- **RECORDS SHOWN**:
########

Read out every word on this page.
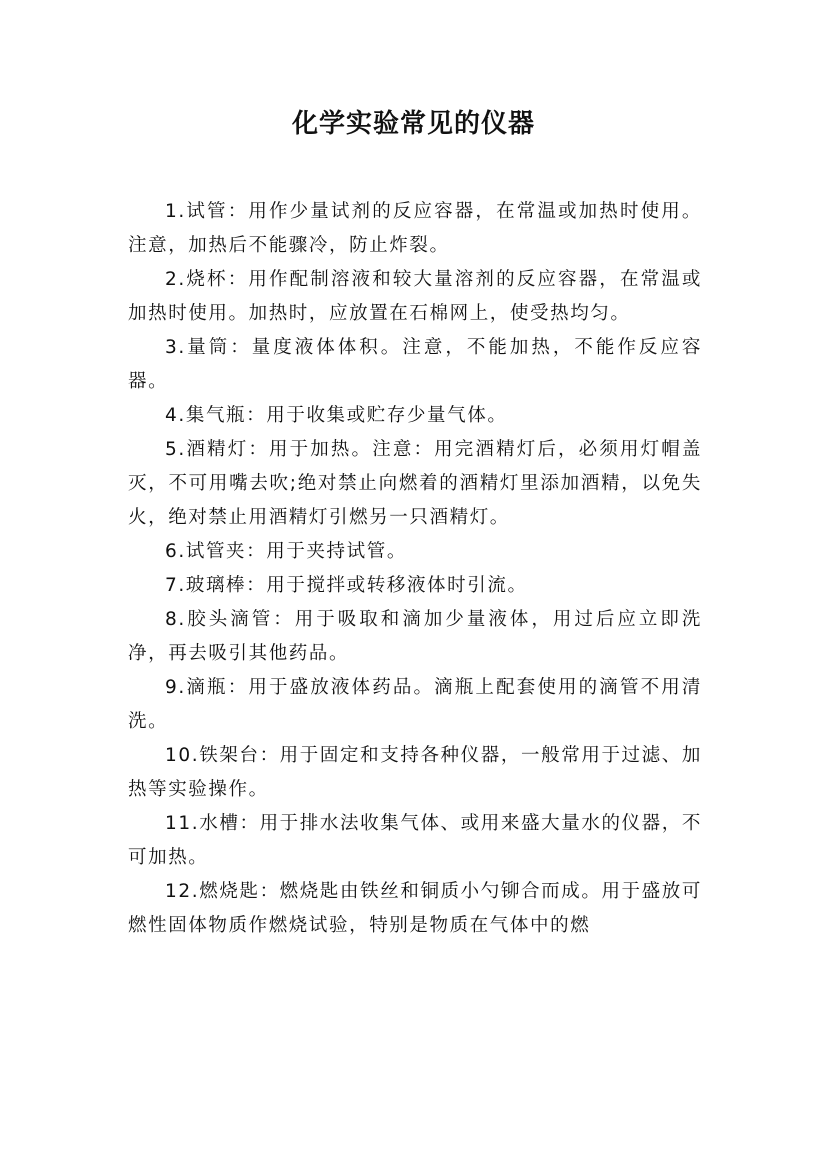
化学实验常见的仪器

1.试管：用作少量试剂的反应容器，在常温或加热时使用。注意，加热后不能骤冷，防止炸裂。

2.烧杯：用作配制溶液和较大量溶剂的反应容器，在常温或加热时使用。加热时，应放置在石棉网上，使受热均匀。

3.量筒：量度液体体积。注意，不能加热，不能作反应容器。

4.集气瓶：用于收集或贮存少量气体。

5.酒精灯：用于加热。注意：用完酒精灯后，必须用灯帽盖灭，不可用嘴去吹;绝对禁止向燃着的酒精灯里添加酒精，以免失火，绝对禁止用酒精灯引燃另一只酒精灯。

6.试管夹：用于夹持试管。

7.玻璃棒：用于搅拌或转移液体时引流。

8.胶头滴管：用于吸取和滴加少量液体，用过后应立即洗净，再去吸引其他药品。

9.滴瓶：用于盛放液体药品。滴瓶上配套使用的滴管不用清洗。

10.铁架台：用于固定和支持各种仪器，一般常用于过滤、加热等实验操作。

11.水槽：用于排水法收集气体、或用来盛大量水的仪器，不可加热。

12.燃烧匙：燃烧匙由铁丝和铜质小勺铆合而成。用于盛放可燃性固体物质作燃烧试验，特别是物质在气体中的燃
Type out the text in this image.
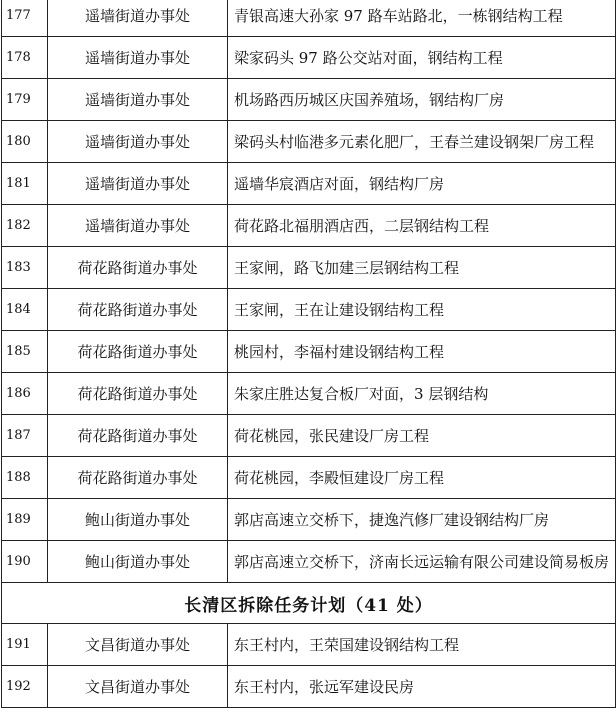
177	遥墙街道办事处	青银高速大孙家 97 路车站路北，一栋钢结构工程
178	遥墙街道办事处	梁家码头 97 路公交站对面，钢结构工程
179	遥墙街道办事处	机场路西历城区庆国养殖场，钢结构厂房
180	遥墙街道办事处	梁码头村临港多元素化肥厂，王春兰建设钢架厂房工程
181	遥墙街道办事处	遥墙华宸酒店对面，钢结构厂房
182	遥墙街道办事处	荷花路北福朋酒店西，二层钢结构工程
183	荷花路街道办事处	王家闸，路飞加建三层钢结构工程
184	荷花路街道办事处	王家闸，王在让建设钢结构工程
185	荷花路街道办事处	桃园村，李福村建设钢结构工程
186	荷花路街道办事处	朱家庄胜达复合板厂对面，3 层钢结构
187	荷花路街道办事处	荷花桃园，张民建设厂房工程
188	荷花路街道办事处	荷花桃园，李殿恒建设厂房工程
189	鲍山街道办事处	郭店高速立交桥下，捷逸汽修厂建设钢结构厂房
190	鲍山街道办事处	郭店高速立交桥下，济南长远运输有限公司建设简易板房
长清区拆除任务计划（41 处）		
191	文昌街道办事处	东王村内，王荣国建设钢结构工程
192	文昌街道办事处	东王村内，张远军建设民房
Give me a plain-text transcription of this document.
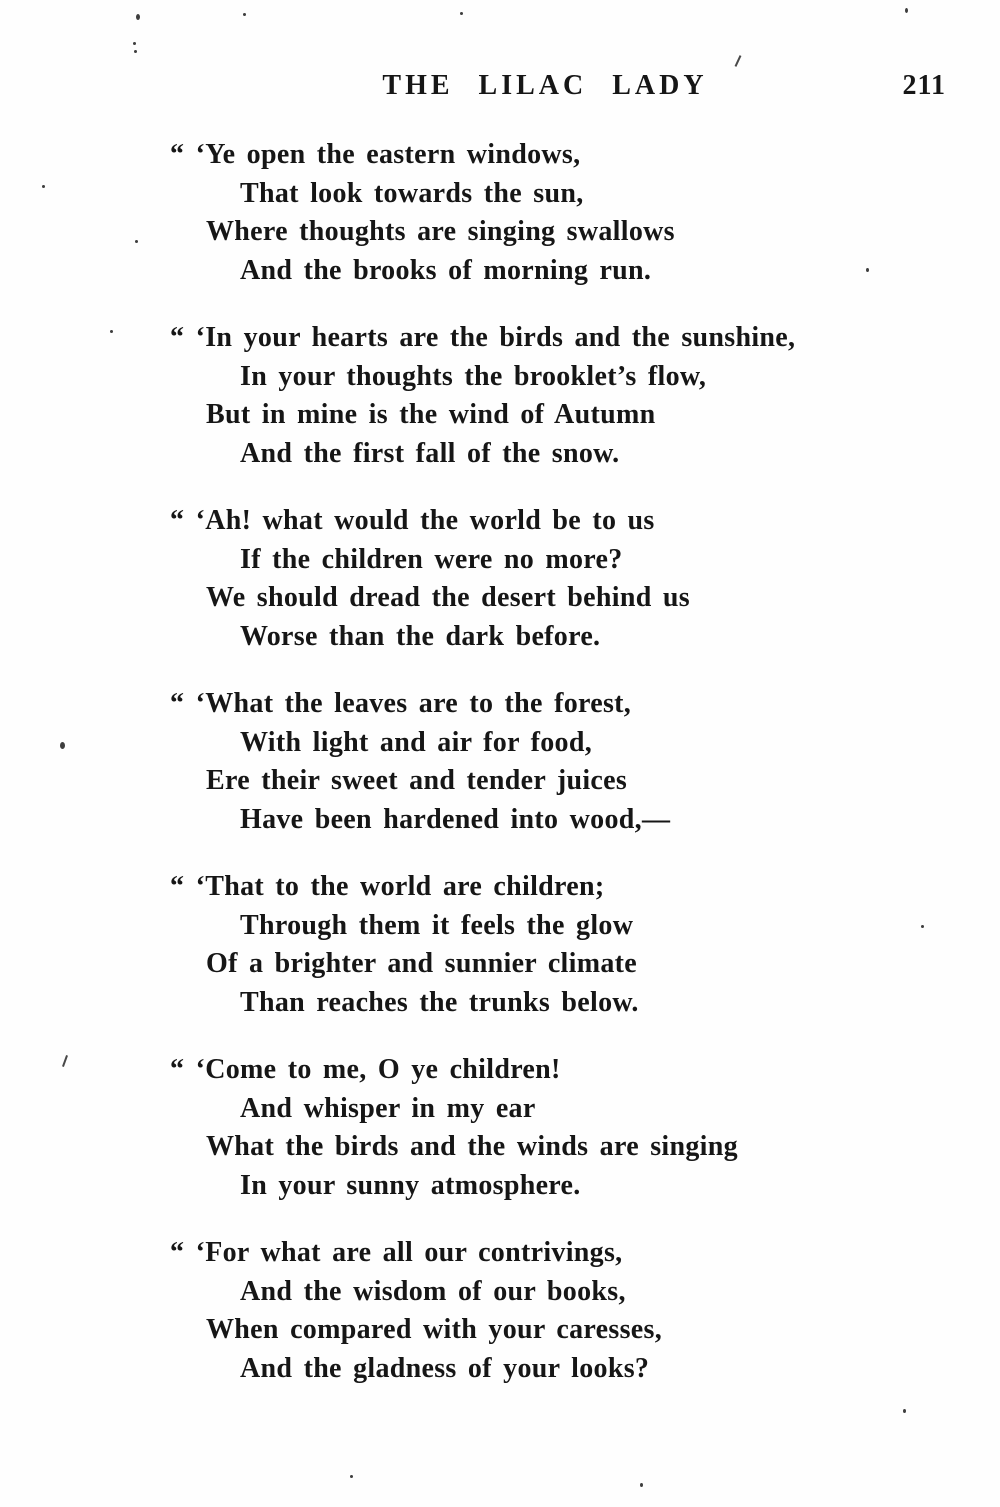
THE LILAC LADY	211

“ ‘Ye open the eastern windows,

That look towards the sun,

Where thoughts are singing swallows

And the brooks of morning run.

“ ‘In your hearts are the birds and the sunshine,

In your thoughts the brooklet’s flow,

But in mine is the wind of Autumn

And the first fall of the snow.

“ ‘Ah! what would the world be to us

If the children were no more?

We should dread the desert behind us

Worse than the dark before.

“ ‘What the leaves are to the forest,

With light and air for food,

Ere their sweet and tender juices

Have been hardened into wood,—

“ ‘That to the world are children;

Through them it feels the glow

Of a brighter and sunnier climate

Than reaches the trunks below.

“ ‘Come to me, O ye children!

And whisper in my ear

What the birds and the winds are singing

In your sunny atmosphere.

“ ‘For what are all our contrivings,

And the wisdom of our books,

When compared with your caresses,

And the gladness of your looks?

########

- **EXERCISE BRIEF**: Lines that hold the word "郭店高速立交桥下" are the ones to return, every one of them.

- **RESPONSE TO THIS TASK**:
189	鲍山街道办事处	郭店高速立交桥下，捷逸汽修厂建设钢结构厂房
190	鲍山街道办事处	郭店高速立交桥下，济南长远运输有限公司建设简易板房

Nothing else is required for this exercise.